# [What the task requires]
Determine how many lines carry the word "equities". Output that number only.

--- start of Supplied records ---

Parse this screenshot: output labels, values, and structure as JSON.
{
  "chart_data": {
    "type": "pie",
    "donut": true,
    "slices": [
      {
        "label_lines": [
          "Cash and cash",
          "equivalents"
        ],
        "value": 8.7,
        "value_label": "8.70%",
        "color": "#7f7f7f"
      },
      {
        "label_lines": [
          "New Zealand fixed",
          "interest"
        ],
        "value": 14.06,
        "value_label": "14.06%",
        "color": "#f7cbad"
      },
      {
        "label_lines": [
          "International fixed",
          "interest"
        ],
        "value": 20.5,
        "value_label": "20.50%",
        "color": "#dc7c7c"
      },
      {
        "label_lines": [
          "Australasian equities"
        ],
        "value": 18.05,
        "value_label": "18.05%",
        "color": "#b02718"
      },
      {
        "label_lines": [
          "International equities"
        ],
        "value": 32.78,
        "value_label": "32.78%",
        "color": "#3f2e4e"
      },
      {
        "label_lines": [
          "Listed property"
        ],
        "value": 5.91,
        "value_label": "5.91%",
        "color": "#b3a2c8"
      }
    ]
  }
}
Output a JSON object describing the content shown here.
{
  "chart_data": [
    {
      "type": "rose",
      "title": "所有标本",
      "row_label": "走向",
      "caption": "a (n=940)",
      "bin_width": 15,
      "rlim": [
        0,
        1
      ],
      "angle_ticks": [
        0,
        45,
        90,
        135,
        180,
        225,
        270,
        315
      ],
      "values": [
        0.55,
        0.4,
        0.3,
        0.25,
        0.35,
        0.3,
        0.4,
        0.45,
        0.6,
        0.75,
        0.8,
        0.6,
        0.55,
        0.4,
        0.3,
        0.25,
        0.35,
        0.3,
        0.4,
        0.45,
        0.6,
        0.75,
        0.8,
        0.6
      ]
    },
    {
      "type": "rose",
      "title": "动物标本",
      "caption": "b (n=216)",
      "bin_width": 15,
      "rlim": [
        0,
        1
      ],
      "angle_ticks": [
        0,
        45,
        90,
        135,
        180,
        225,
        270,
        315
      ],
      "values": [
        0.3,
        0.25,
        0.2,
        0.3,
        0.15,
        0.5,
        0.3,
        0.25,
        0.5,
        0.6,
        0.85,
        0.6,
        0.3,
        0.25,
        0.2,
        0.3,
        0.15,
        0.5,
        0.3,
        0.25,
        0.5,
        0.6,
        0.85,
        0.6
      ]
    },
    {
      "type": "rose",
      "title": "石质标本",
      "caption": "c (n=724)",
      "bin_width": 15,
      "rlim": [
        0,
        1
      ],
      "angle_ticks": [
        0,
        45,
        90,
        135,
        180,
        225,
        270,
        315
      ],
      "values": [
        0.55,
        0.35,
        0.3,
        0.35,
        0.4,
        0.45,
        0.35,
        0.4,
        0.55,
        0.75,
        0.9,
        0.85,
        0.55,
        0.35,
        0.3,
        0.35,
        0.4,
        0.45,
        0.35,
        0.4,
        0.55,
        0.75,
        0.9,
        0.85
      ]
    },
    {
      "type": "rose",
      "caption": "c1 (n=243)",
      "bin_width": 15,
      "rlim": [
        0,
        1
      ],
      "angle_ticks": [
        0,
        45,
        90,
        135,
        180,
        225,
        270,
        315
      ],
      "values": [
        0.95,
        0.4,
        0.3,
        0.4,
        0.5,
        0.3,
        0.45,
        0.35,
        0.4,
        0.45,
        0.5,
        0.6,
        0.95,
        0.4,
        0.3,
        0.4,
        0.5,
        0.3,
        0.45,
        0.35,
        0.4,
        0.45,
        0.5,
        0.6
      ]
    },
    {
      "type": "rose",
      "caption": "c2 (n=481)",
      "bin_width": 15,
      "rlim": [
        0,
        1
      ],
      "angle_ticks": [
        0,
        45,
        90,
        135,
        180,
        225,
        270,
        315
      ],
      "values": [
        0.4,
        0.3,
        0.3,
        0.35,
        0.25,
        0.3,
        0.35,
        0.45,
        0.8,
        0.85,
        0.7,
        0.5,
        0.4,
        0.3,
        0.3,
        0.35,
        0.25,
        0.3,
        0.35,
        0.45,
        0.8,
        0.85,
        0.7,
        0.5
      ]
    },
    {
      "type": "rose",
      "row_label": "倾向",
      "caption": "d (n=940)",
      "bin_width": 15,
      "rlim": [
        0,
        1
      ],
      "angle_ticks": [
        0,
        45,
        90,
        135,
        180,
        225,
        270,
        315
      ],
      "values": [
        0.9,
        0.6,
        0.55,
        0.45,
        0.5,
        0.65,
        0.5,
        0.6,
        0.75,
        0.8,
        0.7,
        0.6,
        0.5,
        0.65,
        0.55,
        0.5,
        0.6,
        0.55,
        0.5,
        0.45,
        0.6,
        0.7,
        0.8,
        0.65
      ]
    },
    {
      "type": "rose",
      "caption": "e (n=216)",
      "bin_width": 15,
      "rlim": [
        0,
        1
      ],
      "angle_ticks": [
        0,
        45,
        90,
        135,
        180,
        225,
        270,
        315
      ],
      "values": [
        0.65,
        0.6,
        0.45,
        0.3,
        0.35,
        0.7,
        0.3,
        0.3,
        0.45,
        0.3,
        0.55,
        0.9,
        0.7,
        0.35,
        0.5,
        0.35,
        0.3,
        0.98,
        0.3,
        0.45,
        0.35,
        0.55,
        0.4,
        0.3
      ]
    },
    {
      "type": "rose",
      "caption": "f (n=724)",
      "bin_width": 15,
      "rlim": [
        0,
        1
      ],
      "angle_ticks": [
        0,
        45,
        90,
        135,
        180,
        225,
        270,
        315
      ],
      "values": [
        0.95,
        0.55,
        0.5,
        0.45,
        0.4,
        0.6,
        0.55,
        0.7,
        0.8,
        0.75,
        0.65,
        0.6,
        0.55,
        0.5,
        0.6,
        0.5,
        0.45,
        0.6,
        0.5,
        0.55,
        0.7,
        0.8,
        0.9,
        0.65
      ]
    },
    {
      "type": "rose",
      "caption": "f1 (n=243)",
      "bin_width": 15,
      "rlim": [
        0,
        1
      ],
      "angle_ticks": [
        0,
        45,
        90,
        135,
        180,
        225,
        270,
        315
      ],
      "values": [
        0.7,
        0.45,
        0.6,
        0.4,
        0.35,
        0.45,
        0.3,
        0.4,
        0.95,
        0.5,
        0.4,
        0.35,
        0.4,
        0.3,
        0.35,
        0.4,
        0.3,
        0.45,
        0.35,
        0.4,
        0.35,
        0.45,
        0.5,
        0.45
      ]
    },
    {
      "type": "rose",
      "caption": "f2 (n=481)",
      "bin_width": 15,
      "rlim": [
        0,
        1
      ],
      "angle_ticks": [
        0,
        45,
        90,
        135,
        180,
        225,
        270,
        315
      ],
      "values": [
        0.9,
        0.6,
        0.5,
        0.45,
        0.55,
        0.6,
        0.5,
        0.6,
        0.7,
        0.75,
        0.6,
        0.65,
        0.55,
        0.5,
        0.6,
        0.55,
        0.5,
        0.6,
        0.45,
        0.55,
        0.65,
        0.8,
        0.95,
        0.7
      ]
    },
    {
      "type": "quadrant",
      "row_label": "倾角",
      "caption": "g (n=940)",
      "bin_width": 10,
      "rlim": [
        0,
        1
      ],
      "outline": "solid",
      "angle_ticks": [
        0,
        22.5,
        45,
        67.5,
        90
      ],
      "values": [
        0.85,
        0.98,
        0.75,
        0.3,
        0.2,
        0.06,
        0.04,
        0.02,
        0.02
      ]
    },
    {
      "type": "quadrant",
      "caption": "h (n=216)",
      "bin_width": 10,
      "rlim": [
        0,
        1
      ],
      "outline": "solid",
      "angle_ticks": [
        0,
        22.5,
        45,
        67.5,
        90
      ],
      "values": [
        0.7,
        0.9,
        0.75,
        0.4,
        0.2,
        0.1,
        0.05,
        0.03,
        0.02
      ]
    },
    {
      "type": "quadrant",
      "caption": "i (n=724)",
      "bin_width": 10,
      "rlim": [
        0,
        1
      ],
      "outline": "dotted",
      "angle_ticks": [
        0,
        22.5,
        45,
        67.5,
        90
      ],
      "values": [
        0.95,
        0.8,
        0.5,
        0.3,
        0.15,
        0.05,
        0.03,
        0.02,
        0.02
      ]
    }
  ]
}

--- end of Supplied records ---

# [Expected output]
2